=== Do this ===
Without the images, write out the whole listing exactly.

=== Extracted records ===
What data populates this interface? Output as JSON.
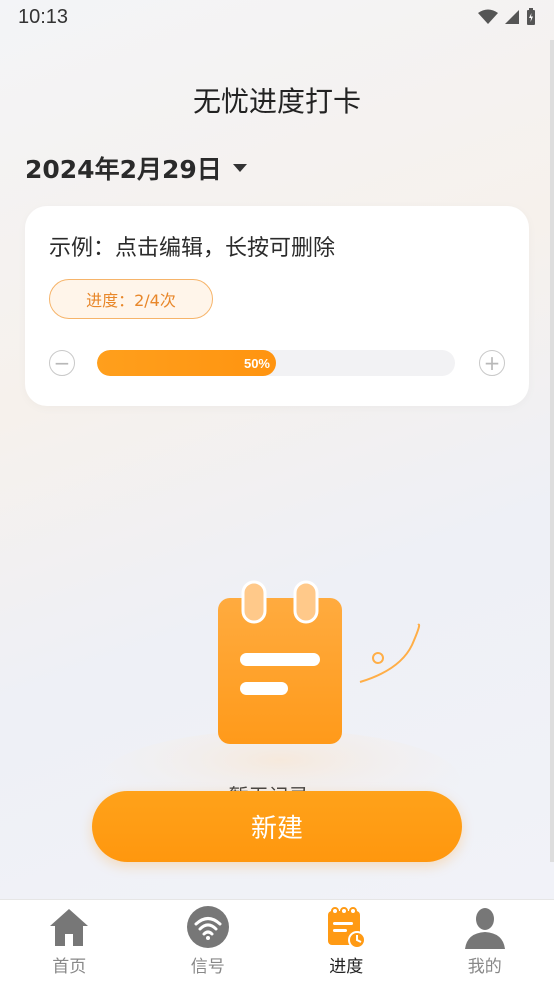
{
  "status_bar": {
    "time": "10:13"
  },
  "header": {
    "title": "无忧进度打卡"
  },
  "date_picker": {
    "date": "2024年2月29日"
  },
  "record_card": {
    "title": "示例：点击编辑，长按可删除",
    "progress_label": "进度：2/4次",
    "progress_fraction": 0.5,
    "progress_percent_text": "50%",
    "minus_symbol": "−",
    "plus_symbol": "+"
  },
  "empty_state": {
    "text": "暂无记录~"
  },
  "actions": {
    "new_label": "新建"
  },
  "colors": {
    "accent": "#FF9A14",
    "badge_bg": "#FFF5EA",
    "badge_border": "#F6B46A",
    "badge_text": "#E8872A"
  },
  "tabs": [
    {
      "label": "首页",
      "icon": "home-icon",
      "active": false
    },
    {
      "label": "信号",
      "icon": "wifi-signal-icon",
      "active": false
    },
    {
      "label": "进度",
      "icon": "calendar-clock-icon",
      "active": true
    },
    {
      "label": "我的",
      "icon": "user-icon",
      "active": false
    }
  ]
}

=== Correct response ===
What data populates this interface? Output as JSON.
{
  "status_bar": {
    "time": "10:13"
  },
  "header": {
    "title": "无忧进度打卡"
  },
  "date_picker": {
    "date": "2024年2月29日"
  },
  "record_card": {
    "title": "示例：点击编辑，长按可删除",
    "progress_label": "进度：2/4次",
    "progress_fraction": 0.5,
    "progress_percent_text": "50%",
    "minus_symbol": "−",
    "plus_symbol": "+"
  },
  "empty_state": {
    "text": "暂无记录~"
  },
  "actions": {
    "new_label": "新建"
  },
  "colors": {
    "accent": "#FF9A14",
    "badge_bg": "#FFF5EA",
    "badge_border": "#F6B46A",
    "badge_text": "#E8872A"
  },
  "tabs": [
    {
      "label": "首页",
      "icon": "home-icon",
      "active": false
    },
    {
      "label": "信号",
      "icon": "wifi-signal-icon",
      "active": false
    },
    {
      "label": "进度",
      "icon": "calendar-clock-icon",
      "active": true
    },
    {
      "label": "我的",
      "icon": "user-icon",
      "active": false
    }
  ]
}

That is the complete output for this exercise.